Exercise input ▸
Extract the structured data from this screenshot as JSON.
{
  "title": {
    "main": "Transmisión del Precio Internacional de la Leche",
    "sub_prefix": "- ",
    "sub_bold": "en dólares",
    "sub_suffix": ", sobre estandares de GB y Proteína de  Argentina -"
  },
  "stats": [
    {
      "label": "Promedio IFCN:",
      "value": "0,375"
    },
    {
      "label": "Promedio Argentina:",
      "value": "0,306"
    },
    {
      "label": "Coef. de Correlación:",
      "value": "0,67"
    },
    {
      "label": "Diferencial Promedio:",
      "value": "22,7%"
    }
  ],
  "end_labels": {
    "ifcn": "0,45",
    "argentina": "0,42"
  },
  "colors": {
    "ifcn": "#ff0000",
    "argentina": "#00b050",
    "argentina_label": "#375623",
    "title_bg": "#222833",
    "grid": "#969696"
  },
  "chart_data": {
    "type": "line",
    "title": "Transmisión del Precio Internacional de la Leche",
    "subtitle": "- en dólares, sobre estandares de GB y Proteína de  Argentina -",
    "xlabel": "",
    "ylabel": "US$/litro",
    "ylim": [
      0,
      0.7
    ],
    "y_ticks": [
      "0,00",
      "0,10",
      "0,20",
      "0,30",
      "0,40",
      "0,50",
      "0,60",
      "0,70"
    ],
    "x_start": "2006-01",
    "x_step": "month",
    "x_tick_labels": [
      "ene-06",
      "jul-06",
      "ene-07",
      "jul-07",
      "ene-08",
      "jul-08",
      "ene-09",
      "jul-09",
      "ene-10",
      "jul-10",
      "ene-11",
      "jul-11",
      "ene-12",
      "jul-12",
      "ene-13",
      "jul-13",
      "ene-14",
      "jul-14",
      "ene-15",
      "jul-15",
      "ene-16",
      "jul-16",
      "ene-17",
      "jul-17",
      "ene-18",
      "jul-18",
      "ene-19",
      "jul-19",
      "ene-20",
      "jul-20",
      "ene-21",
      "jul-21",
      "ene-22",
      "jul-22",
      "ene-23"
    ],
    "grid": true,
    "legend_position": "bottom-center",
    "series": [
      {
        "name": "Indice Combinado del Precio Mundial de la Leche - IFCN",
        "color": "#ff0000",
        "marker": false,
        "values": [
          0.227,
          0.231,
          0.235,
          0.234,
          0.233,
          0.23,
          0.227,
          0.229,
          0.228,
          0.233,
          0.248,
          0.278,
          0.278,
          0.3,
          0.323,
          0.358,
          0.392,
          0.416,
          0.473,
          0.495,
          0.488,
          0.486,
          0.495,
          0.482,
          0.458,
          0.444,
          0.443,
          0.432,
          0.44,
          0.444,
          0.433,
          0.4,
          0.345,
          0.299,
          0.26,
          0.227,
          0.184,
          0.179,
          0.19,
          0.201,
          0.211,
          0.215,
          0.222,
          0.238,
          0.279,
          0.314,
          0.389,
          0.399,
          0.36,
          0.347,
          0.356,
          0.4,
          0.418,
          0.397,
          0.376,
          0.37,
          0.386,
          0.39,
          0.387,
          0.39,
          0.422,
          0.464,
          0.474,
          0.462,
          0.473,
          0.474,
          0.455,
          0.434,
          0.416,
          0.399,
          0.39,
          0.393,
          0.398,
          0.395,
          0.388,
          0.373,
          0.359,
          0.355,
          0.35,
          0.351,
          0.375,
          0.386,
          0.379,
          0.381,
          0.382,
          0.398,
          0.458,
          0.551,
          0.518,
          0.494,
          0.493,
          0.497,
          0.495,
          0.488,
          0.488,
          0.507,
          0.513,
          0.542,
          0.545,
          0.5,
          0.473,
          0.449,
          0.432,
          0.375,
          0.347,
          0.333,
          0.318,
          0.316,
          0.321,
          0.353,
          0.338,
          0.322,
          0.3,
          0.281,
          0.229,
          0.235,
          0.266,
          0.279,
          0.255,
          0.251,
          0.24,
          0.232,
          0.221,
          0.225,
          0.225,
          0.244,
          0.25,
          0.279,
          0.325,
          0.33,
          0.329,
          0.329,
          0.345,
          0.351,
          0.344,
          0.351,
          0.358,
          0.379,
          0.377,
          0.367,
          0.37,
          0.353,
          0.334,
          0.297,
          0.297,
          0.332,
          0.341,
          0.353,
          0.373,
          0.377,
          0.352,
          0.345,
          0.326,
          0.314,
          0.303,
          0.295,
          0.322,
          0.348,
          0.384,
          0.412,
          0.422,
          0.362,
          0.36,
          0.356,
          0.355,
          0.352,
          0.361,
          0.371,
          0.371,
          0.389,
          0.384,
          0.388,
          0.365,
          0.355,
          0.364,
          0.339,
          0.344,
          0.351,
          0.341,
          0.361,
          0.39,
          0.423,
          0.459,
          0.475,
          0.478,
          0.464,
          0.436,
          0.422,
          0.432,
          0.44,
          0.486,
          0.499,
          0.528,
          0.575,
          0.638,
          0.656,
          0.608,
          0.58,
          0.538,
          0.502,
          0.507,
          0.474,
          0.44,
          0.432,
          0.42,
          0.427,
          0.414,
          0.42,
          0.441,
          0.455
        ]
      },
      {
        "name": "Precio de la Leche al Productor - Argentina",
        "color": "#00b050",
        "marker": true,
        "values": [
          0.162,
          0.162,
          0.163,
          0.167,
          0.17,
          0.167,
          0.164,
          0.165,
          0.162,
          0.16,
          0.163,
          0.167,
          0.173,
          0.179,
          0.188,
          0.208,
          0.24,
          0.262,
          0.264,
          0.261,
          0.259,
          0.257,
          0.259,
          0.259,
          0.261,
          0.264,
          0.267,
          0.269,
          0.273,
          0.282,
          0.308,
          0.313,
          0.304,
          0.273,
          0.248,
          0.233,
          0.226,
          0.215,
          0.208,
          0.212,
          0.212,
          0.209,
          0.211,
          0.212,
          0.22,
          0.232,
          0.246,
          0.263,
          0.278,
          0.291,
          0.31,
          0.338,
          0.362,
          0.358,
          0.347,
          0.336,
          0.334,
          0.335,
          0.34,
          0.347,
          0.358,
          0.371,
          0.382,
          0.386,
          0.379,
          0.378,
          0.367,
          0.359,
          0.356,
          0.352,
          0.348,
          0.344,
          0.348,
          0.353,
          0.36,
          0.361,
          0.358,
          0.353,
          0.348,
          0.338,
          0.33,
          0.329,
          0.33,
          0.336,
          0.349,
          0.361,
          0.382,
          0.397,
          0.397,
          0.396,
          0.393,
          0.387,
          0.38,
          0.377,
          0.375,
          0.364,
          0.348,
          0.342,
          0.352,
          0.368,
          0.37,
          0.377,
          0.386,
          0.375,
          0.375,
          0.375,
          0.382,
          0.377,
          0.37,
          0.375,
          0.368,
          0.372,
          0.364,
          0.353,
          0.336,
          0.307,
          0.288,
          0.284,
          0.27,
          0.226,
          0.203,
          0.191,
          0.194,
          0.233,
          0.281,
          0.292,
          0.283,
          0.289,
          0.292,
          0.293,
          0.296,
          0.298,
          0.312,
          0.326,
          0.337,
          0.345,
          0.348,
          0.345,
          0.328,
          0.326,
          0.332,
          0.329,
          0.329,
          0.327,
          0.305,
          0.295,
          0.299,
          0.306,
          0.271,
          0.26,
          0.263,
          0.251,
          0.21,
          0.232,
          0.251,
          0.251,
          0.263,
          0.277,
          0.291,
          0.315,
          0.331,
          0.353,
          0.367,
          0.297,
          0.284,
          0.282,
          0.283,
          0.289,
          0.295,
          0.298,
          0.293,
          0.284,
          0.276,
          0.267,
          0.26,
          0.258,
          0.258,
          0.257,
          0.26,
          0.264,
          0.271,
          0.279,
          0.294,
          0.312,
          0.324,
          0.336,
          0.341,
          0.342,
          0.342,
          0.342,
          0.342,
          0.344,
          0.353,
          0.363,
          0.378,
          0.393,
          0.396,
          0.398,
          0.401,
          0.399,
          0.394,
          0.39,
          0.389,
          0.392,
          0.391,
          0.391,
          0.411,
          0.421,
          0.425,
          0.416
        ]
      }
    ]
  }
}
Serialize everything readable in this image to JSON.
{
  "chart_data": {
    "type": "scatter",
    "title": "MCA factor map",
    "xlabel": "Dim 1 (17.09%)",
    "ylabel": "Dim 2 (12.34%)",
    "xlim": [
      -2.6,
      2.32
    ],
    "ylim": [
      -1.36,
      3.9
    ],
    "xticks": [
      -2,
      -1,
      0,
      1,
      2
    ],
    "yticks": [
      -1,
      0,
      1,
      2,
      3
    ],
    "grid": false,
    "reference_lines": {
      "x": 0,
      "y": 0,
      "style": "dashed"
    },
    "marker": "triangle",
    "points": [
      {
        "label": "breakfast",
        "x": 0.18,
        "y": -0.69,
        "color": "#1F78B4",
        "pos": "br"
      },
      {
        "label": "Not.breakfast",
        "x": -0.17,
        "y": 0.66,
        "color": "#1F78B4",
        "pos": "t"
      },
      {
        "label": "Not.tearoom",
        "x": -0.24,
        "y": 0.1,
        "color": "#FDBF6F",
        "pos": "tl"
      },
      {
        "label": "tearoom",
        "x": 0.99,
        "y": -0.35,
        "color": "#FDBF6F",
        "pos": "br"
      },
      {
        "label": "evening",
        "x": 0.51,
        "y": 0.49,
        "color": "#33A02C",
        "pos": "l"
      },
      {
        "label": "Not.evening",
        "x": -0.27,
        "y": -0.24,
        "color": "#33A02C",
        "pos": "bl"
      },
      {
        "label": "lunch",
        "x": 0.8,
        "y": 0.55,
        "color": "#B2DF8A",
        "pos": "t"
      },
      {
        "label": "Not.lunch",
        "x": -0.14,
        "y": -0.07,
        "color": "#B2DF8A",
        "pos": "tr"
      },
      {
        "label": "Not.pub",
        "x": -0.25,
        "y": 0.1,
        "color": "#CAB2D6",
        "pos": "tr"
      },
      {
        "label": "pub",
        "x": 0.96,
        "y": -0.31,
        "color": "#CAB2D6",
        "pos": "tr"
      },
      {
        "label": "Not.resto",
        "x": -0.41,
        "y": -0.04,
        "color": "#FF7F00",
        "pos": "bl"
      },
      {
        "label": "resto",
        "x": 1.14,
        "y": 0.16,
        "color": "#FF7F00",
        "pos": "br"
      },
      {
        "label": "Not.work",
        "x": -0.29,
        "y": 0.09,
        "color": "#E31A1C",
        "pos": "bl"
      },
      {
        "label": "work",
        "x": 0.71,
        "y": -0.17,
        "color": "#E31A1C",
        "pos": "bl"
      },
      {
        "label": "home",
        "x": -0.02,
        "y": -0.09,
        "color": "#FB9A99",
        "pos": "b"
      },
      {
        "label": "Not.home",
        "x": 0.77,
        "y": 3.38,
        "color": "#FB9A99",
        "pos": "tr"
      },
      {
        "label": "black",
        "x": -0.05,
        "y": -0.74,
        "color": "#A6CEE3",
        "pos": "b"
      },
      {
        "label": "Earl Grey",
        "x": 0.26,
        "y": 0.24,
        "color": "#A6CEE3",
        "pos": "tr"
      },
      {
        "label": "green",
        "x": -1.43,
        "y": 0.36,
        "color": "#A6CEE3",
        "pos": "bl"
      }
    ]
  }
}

Stated exercise ▸
From the data above, copy each line that holds "Precio".

Full solution ▸
    "main": "Transmisión del Precio Internacional de la Leche",
    "title": "Transmisión del Precio Internacional de la Leche",
        "name": "Indice Combinado del Precio Mundial de la Leche - IFCN",
        "name": "Precio de la Leche al Productor - Argentina",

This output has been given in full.